"""
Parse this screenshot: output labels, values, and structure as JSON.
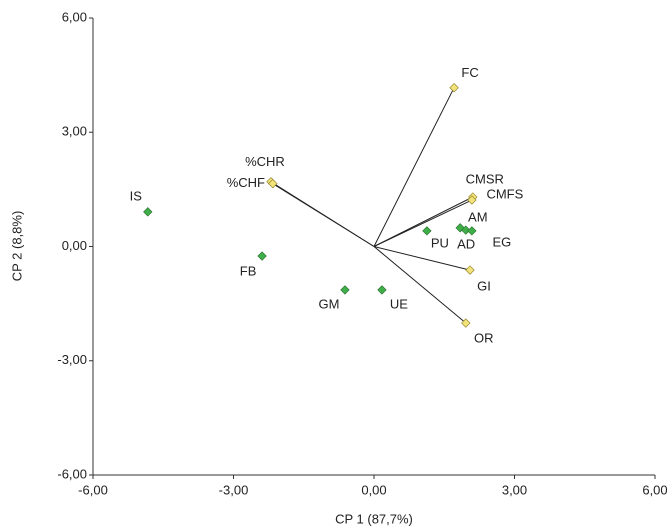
{
  "chart_data": {
    "type": "biplot",
    "x_label": "CP 1 (87,7%)",
    "y_label": "CP 2 (8,8%)",
    "xlim": [
      -6,
      6
    ],
    "ylim": [
      -6,
      6
    ],
    "xticks": [
      {
        "value": -6,
        "label": "-6,00"
      },
      {
        "value": -3,
        "label": "-3,00"
      },
      {
        "value": 0,
        "label": "0,00"
      },
      {
        "value": 3,
        "label": "3,00"
      },
      {
        "value": 6,
        "label": "6,00"
      }
    ],
    "yticks": [
      {
        "value": -6,
        "label": "-6,00"
      },
      {
        "value": -3,
        "label": "-3,00"
      },
      {
        "value": 0,
        "label": "0,00"
      },
      {
        "value": 3,
        "label": "3,00"
      },
      {
        "value": 6,
        "label": "6,00"
      }
    ],
    "scores": {
      "color": "#3fae49",
      "label_color": "#3a9aa8",
      "labels": [
        "IS",
        "FB",
        "GM",
        "UE",
        "PU",
        "AD",
        "AM",
        "EG"
      ],
      "x": [
        -4.83,
        -2.39,
        -0.62,
        0.17,
        1.13,
        1.84,
        1.96,
        2.09
      ],
      "y": [
        0.91,
        -0.25,
        -1.14,
        -1.14,
        0.41,
        0.49,
        0.43,
        0.41
      ]
    },
    "loadings": {
      "color": "#f2e27a",
      "label_color": "#222",
      "labels": [
        "FC",
        "%CHR",
        "%CHF",
        "CMSR",
        "CMFS",
        "GI",
        "OR"
      ],
      "x": [
        1.71,
        -2.2,
        -2.16,
        2.11,
        2.09,
        2.05,
        1.96
      ],
      "y": [
        4.17,
        1.7,
        1.65,
        1.3,
        1.22,
        -0.62,
        -2.01
      ]
    }
  }
}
"""
**The exercise:**
Output all of the data exactly as it stands, minus any images.

**Solution to the exercise:**
Parse this screenshot: output labels, values, and structure as JSON.
{
  "chart_data": {
    "type": "biplot",
    "x_label": "CP 1 (87,7%)",
    "y_label": "CP 2 (8,8%)",
    "xlim": [
      -6,
      6
    ],
    "ylim": [
      -6,
      6
    ],
    "xticks": [
      {
        "value": -6,
        "label": "-6,00"
      },
      {
        "value": -3,
        "label": "-3,00"
      },
      {
        "value": 0,
        "label": "0,00"
      },
      {
        "value": 3,
        "label": "3,00"
      },
      {
        "value": 6,
        "label": "6,00"
      }
    ],
    "yticks": [
      {
        "value": -6,
        "label": "-6,00"
      },
      {
        "value": -3,
        "label": "-3,00"
      },
      {
        "value": 0,
        "label": "0,00"
      },
      {
        "value": 3,
        "label": "3,00"
      },
      {
        "value": 6,
        "label": "6,00"
      }
    ],
    "scores": {
      "color": "#3fae49",
      "label_color": "#3a9aa8",
      "labels": [
        "IS",
        "FB",
        "GM",
        "UE",
        "PU",
        "AD",
        "AM",
        "EG"
      ],
      "x": [
        -4.83,
        -2.39,
        -0.62,
        0.17,
        1.13,
        1.84,
        1.96,
        2.09
      ],
      "y": [
        0.91,
        -0.25,
        -1.14,
        -1.14,
        0.41,
        0.49,
        0.43,
        0.41
      ]
    },
    "loadings": {
      "color": "#f2e27a",
      "label_color": "#222",
      "labels": [
        "FC",
        "%CHR",
        "%CHF",
        "CMSR",
        "CMFS",
        "GI",
        "OR"
      ],
      "x": [
        1.71,
        -2.2,
        -2.16,
        2.11,
        2.09,
        2.05,
        1.96
      ],
      "y": [
        4.17,
        1.7,
        1.65,
        1.3,
        1.22,
        -0.62,
        -2.01
      ]
    }
  }
}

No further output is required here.